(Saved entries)
....

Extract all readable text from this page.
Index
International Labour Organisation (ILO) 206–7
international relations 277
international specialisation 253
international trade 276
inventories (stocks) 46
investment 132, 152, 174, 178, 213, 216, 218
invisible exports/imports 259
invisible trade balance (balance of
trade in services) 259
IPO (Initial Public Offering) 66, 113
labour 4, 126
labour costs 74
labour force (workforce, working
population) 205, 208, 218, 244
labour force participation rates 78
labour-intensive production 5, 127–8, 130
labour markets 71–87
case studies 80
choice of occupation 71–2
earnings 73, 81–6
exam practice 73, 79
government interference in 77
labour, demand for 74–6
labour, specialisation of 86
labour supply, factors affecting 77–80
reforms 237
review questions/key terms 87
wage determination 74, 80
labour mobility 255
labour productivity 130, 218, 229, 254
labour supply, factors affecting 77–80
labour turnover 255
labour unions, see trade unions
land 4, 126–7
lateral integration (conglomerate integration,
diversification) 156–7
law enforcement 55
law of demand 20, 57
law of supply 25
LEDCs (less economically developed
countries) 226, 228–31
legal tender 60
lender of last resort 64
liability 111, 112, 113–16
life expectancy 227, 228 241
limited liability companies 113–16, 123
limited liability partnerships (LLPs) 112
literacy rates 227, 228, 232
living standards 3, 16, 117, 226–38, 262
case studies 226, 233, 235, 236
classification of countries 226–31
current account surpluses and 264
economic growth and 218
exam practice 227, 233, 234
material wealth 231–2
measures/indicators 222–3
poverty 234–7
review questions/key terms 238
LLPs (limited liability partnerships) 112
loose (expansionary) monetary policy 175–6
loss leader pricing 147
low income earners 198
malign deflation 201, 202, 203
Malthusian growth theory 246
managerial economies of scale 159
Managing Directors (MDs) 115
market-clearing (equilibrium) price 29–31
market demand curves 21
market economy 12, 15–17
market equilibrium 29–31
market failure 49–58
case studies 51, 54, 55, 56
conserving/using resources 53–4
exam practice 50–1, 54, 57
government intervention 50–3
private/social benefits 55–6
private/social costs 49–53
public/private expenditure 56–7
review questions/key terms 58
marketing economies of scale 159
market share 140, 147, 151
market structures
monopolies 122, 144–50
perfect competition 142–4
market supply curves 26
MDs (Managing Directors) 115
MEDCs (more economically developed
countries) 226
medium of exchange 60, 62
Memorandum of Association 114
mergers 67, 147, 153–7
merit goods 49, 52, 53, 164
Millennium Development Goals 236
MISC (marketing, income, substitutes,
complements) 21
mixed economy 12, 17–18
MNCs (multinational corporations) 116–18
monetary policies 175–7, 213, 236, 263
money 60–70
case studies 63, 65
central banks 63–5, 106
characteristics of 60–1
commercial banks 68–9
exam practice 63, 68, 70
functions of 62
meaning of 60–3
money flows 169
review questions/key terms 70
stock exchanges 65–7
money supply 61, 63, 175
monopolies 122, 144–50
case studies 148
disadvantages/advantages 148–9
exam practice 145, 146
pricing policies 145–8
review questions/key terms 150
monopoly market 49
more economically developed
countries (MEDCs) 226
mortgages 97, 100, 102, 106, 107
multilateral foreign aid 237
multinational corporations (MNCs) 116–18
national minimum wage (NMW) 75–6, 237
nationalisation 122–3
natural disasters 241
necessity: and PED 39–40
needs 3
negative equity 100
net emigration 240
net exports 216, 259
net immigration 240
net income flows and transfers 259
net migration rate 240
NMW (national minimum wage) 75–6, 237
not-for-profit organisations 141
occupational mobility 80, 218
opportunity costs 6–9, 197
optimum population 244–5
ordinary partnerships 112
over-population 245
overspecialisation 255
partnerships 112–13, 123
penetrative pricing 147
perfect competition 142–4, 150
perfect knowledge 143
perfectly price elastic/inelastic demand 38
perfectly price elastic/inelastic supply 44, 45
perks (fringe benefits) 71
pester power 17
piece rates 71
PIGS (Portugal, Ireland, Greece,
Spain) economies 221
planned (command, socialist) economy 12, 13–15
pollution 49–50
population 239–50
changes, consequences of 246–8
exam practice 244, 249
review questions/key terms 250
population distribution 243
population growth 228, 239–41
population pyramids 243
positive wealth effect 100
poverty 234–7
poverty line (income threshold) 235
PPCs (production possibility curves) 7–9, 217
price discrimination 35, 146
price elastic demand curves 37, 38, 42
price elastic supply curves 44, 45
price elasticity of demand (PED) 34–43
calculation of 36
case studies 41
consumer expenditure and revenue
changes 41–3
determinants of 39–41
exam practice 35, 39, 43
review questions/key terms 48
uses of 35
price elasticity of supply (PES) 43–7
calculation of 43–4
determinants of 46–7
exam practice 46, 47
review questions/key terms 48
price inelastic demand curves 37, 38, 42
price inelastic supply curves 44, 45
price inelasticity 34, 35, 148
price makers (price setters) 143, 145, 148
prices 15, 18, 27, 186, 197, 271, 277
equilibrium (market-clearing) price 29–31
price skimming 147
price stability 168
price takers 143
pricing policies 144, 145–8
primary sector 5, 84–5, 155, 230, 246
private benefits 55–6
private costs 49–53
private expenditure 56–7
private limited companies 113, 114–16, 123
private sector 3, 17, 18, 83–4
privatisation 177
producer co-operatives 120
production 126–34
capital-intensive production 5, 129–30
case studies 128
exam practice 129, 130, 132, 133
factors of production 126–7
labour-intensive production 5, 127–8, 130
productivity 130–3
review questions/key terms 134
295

....

- [Do this]: Find each line holding the string "equilibrium" and copy it out.

- [Output of the exercise]:
market-clearing (equilibrium) price 29–31
market equilibrium 29–31
equilibrium (market-clearing) price 29–31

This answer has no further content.